Data records:
*-*-*

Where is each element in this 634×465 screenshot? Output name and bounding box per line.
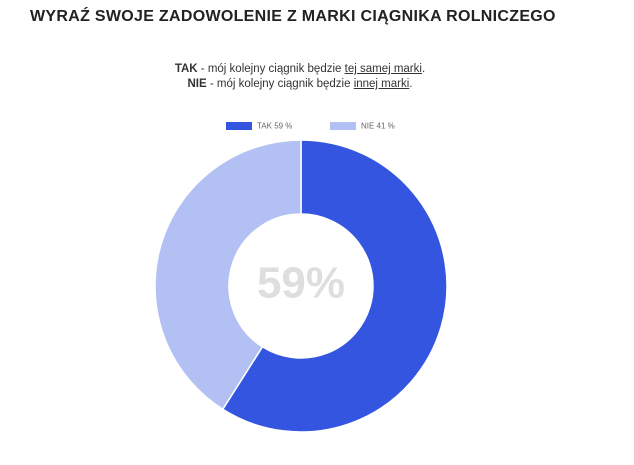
donut-slice — [154, 139, 302, 411]
legend-label: NIE 41 % — [361, 122, 395, 131]
subtitle-segment: . — [421, 63, 426, 75]
legend-swatch — [226, 122, 252, 130]
chart-title: WYRAŹ SWOJE ZADOWOLENIE Z MARKI CIĄGNIKA… — [30, 8, 556, 25]
subtitle-segment: . — [409, 78, 413, 90]
subtitle: TAK - mój kolejny ciągnik będzie tej sam… — [0, 62, 600, 92]
subtitle-segment: - mój kolejny ciągnik będzie — [197, 63, 345, 75]
subtitle-segment: - mój kolejny ciągnik będzie — [206, 78, 354, 90]
subtitle-line: NIE - mój kolejny ciągnik będzie innej m… — [0, 77, 600, 92]
legend-label: TAK 59 % — [257, 122, 292, 131]
subtitle-segment: innej marki — [353, 78, 410, 90]
subtitle-segment: tej samej marki — [344, 63, 422, 75]
subtitle-line: TAK - mój kolejny ciągnik będzie tej sam… — [0, 62, 600, 77]
center-label: 59% — [257, 259, 345, 308]
subtitle-segment: NIE — [187, 78, 207, 90]
legend-swatch — [330, 122, 356, 130]
donut-slice — [221, 139, 448, 433]
subtitle-segment: TAK — [174, 63, 198, 75]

*-*-*

What is needed:
Edit the records above so that each occurrence of "subtitle-segment" reads "subtitle-fragment", and reproduce all their lines with no other change. Omit the pictures from your answer.

Exercise result:
Where is each element in this 634×465 screenshot? Output name and bounding box per line.
donut-slice — [154, 139, 302, 411]
legend-label: NIE 41 % — [361, 122, 395, 131]
subtitle-fragment: . — [421, 63, 426, 75]
legend-swatch — [226, 122, 252, 130]
chart-title: WYRAŹ SWOJE ZADOWOLENIE Z MARKI CIĄGNIKA… — [30, 8, 556, 25]
subtitle-fragment: . — [409, 78, 413, 90]
subtitle: TAK - mój kolejny ciągnik będzie tej sam… — [0, 62, 600, 92]
subtitle-fragment: - mój kolejny ciągnik będzie — [197, 63, 345, 75]
subtitle-fragment: - mój kolejny ciągnik będzie — [206, 78, 354, 90]
subtitle-line: NIE - mój kolejny ciągnik będzie innej m… — [0, 77, 600, 92]
legend-label: TAK 59 % — [257, 122, 292, 131]
subtitle-fragment: innej marki — [353, 78, 410, 90]
subtitle-fragment: tej samej marki — [344, 63, 422, 75]
subtitle-line: TAK - mój kolejny ciągnik będzie tej sam… — [0, 62, 600, 77]
center-label: 59% — [257, 259, 345, 308]
subtitle-fragment: NIE — [187, 78, 207, 90]
legend-swatch — [330, 122, 356, 130]
donut-slice — [221, 139, 448, 433]
subtitle-fragment: TAK — [174, 63, 198, 75]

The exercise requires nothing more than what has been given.